To be done:
Keep only the lines of the data below that contain "JSON", and copy them.

Task input:
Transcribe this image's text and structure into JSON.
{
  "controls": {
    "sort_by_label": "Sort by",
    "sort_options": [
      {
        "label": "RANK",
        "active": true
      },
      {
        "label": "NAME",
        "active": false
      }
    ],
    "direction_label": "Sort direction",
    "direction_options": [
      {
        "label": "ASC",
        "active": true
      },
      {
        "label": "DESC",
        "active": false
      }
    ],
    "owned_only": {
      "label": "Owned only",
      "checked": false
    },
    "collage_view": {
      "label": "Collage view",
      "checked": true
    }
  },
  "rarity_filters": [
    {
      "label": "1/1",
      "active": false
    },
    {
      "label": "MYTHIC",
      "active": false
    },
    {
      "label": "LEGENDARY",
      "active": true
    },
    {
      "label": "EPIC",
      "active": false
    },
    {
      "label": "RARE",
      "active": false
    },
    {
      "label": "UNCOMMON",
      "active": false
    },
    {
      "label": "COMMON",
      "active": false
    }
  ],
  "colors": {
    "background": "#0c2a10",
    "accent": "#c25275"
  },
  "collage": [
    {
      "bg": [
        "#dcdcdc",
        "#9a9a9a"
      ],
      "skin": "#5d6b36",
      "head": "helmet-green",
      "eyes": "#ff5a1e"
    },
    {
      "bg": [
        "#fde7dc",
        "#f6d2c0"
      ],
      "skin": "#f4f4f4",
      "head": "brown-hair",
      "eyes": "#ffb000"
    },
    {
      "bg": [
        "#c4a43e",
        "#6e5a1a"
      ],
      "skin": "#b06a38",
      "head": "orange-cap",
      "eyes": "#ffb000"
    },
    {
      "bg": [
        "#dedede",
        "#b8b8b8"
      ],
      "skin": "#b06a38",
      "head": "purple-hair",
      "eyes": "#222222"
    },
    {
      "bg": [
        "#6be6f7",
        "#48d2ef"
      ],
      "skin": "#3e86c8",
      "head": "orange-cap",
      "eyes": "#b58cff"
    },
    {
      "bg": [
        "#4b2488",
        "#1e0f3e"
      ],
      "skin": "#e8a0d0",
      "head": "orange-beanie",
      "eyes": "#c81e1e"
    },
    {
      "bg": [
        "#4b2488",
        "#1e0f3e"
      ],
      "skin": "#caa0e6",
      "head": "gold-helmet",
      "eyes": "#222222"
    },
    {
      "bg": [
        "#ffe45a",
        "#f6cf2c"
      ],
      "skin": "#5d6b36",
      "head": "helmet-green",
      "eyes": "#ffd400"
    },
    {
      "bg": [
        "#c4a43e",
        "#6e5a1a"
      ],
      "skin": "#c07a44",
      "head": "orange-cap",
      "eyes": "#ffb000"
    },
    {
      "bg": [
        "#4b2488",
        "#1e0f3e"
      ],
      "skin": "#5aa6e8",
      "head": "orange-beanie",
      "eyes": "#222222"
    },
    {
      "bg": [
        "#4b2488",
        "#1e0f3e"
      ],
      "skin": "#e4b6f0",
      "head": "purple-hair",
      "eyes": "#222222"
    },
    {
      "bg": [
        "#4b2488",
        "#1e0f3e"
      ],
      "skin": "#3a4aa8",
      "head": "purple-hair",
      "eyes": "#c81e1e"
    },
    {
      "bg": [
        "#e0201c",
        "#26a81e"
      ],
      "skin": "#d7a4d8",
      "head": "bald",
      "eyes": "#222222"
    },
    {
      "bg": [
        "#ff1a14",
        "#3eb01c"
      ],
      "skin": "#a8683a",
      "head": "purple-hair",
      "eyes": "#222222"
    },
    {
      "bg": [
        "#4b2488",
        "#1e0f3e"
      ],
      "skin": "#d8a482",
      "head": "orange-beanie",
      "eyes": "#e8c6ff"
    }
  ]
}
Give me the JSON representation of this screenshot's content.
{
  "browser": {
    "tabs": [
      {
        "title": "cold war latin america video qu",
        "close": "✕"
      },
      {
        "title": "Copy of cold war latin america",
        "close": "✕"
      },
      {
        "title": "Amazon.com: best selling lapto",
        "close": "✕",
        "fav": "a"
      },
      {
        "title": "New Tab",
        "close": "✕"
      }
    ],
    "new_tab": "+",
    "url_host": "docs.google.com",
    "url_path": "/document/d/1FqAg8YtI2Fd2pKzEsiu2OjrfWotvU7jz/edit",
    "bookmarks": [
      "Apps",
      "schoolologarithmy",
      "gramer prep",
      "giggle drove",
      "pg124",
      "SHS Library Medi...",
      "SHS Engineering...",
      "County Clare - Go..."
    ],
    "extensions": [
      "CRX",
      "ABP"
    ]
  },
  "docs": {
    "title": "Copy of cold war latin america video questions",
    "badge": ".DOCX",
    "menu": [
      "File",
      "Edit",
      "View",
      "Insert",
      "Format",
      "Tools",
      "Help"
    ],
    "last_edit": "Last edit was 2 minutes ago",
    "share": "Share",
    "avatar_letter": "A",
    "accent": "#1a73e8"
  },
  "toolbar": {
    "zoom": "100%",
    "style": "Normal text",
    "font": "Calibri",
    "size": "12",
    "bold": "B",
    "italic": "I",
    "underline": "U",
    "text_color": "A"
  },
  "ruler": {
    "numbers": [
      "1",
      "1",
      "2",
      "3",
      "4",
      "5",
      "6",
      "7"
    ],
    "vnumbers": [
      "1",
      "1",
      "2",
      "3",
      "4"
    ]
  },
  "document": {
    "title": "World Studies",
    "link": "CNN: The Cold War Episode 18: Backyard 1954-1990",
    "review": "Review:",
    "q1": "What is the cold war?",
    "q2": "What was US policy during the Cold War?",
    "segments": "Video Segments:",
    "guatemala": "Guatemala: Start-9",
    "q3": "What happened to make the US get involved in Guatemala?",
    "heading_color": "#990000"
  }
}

Task result:
Transcribe this image's text and structure into JSON.
Give me the JSON representation of this screenshot's content.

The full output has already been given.